--- start of Material ---
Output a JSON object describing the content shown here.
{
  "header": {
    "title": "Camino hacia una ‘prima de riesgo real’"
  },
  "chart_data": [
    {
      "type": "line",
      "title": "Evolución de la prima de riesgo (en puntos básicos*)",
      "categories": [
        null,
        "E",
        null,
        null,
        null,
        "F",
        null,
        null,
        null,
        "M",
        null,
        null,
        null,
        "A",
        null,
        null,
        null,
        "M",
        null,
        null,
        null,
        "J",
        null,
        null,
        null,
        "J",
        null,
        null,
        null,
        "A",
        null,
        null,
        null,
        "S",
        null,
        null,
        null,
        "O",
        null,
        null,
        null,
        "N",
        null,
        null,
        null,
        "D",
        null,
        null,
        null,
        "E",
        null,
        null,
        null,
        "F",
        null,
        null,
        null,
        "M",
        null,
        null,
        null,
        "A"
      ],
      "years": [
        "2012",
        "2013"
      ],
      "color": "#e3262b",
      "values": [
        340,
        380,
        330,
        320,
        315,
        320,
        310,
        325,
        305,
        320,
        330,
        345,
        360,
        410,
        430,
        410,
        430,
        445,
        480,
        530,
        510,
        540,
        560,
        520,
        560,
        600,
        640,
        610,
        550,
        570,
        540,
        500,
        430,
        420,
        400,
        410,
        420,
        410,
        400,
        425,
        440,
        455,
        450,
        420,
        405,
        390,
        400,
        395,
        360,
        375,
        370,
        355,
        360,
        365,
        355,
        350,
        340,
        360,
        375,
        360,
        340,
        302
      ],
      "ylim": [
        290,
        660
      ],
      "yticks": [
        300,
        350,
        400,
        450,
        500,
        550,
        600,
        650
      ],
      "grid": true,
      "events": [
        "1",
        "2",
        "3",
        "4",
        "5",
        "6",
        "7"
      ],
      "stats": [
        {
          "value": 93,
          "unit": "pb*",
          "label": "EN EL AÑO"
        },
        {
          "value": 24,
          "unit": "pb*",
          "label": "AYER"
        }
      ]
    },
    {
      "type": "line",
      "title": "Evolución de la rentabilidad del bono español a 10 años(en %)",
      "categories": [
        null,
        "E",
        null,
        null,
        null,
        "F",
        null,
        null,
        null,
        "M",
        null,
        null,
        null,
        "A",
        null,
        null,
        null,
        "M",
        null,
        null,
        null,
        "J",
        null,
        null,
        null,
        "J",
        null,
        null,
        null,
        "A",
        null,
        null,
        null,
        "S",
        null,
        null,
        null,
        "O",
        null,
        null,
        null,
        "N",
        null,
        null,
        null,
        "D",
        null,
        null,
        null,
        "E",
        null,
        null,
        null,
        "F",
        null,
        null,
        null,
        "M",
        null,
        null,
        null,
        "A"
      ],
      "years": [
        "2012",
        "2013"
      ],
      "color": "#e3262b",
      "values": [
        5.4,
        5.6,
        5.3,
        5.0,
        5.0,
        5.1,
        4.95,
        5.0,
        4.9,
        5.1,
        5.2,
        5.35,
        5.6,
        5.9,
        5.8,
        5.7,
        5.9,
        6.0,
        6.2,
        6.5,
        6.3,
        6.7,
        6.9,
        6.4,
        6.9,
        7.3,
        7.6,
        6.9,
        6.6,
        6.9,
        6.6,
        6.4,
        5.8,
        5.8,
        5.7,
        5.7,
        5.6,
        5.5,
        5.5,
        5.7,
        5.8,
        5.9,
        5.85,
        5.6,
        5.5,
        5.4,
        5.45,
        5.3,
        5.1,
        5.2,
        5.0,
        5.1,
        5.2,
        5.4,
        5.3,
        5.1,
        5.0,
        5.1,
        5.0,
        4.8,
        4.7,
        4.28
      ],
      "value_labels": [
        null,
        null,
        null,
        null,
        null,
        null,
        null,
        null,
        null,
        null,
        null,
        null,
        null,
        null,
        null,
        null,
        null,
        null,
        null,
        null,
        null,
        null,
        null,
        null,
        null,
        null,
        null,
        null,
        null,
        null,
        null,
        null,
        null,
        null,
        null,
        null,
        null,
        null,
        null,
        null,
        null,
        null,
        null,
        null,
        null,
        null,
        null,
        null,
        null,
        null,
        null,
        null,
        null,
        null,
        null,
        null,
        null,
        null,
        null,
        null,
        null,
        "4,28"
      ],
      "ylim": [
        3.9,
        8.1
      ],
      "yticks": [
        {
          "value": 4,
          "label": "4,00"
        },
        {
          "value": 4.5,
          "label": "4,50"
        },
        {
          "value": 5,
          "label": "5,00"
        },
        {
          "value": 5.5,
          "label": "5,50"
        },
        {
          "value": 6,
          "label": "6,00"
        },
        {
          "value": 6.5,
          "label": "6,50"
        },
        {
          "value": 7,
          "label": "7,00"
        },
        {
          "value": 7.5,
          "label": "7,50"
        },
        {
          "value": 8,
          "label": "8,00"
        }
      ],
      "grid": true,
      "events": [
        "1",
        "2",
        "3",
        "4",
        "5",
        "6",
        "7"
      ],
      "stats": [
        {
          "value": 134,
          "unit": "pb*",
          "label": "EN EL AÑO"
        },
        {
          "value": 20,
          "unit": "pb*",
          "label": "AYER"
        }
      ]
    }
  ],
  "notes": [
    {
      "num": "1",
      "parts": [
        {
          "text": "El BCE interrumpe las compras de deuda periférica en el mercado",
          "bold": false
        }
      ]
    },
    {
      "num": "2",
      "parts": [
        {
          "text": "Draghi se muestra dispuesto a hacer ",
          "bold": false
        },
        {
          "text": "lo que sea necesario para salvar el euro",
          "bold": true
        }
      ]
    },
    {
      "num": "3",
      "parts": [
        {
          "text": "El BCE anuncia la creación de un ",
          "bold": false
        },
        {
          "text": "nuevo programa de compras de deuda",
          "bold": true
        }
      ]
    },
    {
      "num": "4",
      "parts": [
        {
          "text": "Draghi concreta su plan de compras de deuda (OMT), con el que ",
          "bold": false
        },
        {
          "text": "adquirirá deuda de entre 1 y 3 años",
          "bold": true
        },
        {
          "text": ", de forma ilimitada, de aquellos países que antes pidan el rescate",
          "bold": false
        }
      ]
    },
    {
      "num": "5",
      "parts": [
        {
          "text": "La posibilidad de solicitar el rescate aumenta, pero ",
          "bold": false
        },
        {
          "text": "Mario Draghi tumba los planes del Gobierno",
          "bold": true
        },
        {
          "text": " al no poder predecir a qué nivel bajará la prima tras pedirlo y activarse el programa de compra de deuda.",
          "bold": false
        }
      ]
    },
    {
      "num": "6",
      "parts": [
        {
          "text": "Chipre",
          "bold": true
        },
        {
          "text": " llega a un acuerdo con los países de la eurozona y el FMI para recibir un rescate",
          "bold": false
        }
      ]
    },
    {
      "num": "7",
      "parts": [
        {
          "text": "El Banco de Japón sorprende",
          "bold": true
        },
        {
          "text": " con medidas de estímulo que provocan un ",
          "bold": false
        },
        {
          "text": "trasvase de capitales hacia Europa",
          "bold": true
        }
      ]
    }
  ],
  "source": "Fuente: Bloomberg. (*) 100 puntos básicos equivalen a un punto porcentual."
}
--- end of Material ---
— Task to complete —
Copy out the whole listing exactly; please set it all down.

— Response —
Output a JSON object describing the content shown here.
{
  "header": {
    "title": "Camino hacia una ‘prima de riesgo real’"
  },
  "chart_data": [
    {
      "type": "line",
      "title": "Evolución de la prima de riesgo (en puntos básicos*)",
      "categories": [
        null,
        "E",
        null,
        null,
        null,
        "F",
        null,
        null,
        null,
        "M",
        null,
        null,
        null,
        "A",
        null,
        null,
        null,
        "M",
        null,
        null,
        null,
        "J",
        null,
        null,
        null,
        "J",
        null,
        null,
        null,
        "A",
        null,
        null,
        null,
        "S",
        null,
        null,
        null,
        "O",
        null,
        null,
        null,
        "N",
        null,
        null,
        null,
        "D",
        null,
        null,
        null,
        "E",
        null,
        null,
        null,
        "F",
        null,
        null,
        null,
        "M",
        null,
        null,
        null,
        "A"
      ],
      "years": [
        "2012",
        "2013"
      ],
      "color": "#e3262b",
      "values": [
        340,
        380,
        330,
        320,
        315,
        320,
        310,
        325,
        305,
        320,
        330,
        345,
        360,
        410,
        430,
        410,
        430,
        445,
        480,
        530,
        510,
        540,
        560,
        520,
        560,
        600,
        640,
        610,
        550,
        570,
        540,
        500,
        430,
        420,
        400,
        410,
        420,
        410,
        400,
        425,
        440,
        455,
        450,
        420,
        405,
        390,
        400,
        395,
        360,
        375,
        370,
        355,
        360,
        365,
        355,
        350,
        340,
        360,
        375,
        360,
        340,
        302
      ],
      "ylim": [
        290,
        660
      ],
      "yticks": [
        300,
        350,
        400,
        450,
        500,
        550,
        600,
        650
      ],
      "grid": true,
      "events": [
        "1",
        "2",
        "3",
        "4",
        "5",
        "6",
        "7"
      ],
      "stats": [
        {
          "value": 93,
          "unit": "pb*",
          "label": "EN EL AÑO"
        },
        {
          "value": 24,
          "unit": "pb*",
          "label": "AYER"
        }
      ]
    },
    {
      "type": "line",
      "title": "Evolución de la rentabilidad del bono español a 10 años(en %)",
      "categories": [
        null,
        "E",
        null,
        null,
        null,
        "F",
        null,
        null,
        null,
        "M",
        null,
        null,
        null,
        "A",
        null,
        null,
        null,
        "M",
        null,
        null,
        null,
        "J",
        null,
        null,
        null,
        "J",
        null,
        null,
        null,
        "A",
        null,
        null,
        null,
        "S",
        null,
        null,
        null,
        "O",
        null,
        null,
        null,
        "N",
        null,
        null,
        null,
        "D",
        null,
        null,
        null,
        "E",
        null,
        null,
        null,
        "F",
        null,
        null,
        null,
        "M",
        null,
        null,
        null,
        "A"
      ],
      "years": [
        "2012",
        "2013"
      ],
      "color": "#e3262b",
      "values": [
        5.4,
        5.6,
        5.3,
        5.0,
        5.0,
        5.1,
        4.95,
        5.0,
        4.9,
        5.1,
        5.2,
        5.35,
        5.6,
        5.9,
        5.8,
        5.7,
        5.9,
        6.0,
        6.2,
        6.5,
        6.3,
        6.7,
        6.9,
        6.4,
        6.9,
        7.3,
        7.6,
        6.9,
        6.6,
        6.9,
        6.6,
        6.4,
        5.8,
        5.8,
        5.7,
        5.7,
        5.6,
        5.5,
        5.5,
        5.7,
        5.8,
        5.9,
        5.85,
        5.6,
        5.5,
        5.4,
        5.45,
        5.3,
        5.1,
        5.2,
        5.0,
        5.1,
        5.2,
        5.4,
        5.3,
        5.1,
        5.0,
        5.1,
        5.0,
        4.8,
        4.7,
        4.28
      ],
      "value_labels": [
        null,
        null,
        null,
        null,
        null,
        null,
        null,
        null,
        null,
        null,
        null,
        null,
        null,
        null,
        null,
        null,
        null,
        null,
        null,
        null,
        null,
        null,
        null,
        null,
        null,
        null,
        null,
        null,
        null,
        null,
        null,
        null,
        null,
        null,
        null,
        null,
        null,
        null,
        null,
        null,
        null,
        null,
        null,
        null,
        null,
        null,
        null,
        null,
        null,
        null,
        null,
        null,
        null,
        null,
        null,
        null,
        null,
        null,
        null,
        null,
        null,
        "4,28"
      ],
      "ylim": [
        3.9,
        8.1
      ],
      "yticks": [
        {
          "value": 4,
          "label": "4,00"
        },
        {
          "value": 4.5,
          "label": "4,50"
        },
        {
          "value": 5,
          "label": "5,00"
        },
        {
          "value": 5.5,
          "label": "5,50"
        },
        {
          "value": 6,
          "label": "6,00"
        },
        {
          "value": 6.5,
          "label": "6,50"
        },
        {
          "value": 7,
          "label": "7,00"
        },
        {
          "value": 7.5,
          "label": "7,50"
        },
        {
          "value": 8,
          "label": "8,00"
        }
      ],
      "grid": true,
      "events": [
        "1",
        "2",
        "3",
        "4",
        "5",
        "6",
        "7"
      ],
      "stats": [
        {
          "value": 134,
          "unit": "pb*",
          "label": "EN EL AÑO"
        },
        {
          "value": 20,
          "unit": "pb*",
          "label": "AYER"
        }
      ]
    }
  ],
  "notes": [
    {
      "num": "1",
      "parts": [
        {
          "text": "El BCE interrumpe las compras de deuda periférica en el mercado",
          "bold": false
        }
      ]
    },
    {
      "num": "2",
      "parts": [
        {
          "text": "Draghi se muestra dispuesto a hacer ",
          "bold": false
        },
        {
          "text": "lo que sea necesario para salvar el euro",
          "bold": true
        }
      ]
    },
    {
      "num": "3",
      "parts": [
        {
          "text": "El BCE anuncia la creación de un ",
          "bold": false
        },
        {
          "text": "nuevo programa de compras de deuda",
          "bold": true
        }
      ]
    },
    {
      "num": "4",
      "parts": [
        {
          "text": "Draghi concreta su plan de compras de deuda (OMT), con el que ",
          "bold": false
        },
        {
          "text": "adquirirá deuda de entre 1 y 3 años",
          "bold": true
        },
        {
          "text": ", de forma ilimitada, de aquellos países que antes pidan el rescate",
          "bold": false
        }
      ]
    },
    {
      "num": "5",
      "parts": [
        {
          "text": "La posibilidad de solicitar el rescate aumenta, pero ",
          "bold": false
        },
        {
          "text": "Mario Draghi tumba los planes del Gobierno",
          "bold": true
        },
        {
          "text": " al no poder predecir a qué nivel bajará la prima tras pedirlo y activarse el programa de compra de deuda.",
          "bold": false
        }
      ]
    },
    {
      "num": "6",
      "parts": [
        {
          "text": "Chipre",
          "bold": true
        },
        {
          "text": " llega a un acuerdo con los países de la eurozona y el FMI para recibir un rescate",
          "bold": false
        }
      ]
    },
    {
      "num": "7",
      "parts": [
        {
          "text": "El Banco de Japón sorprende",
          "bold": true
        },
        {
          "text": " con medidas de estímulo que provocan un ",
          "bold": false
        },
        {
          "text": "trasvase de capitales hacia Europa",
          "bold": true
        }
      ]
    }
  ],
  "source": "Fuente: Bloomberg. (*) 100 puntos básicos equivalen a un punto porcentual."
}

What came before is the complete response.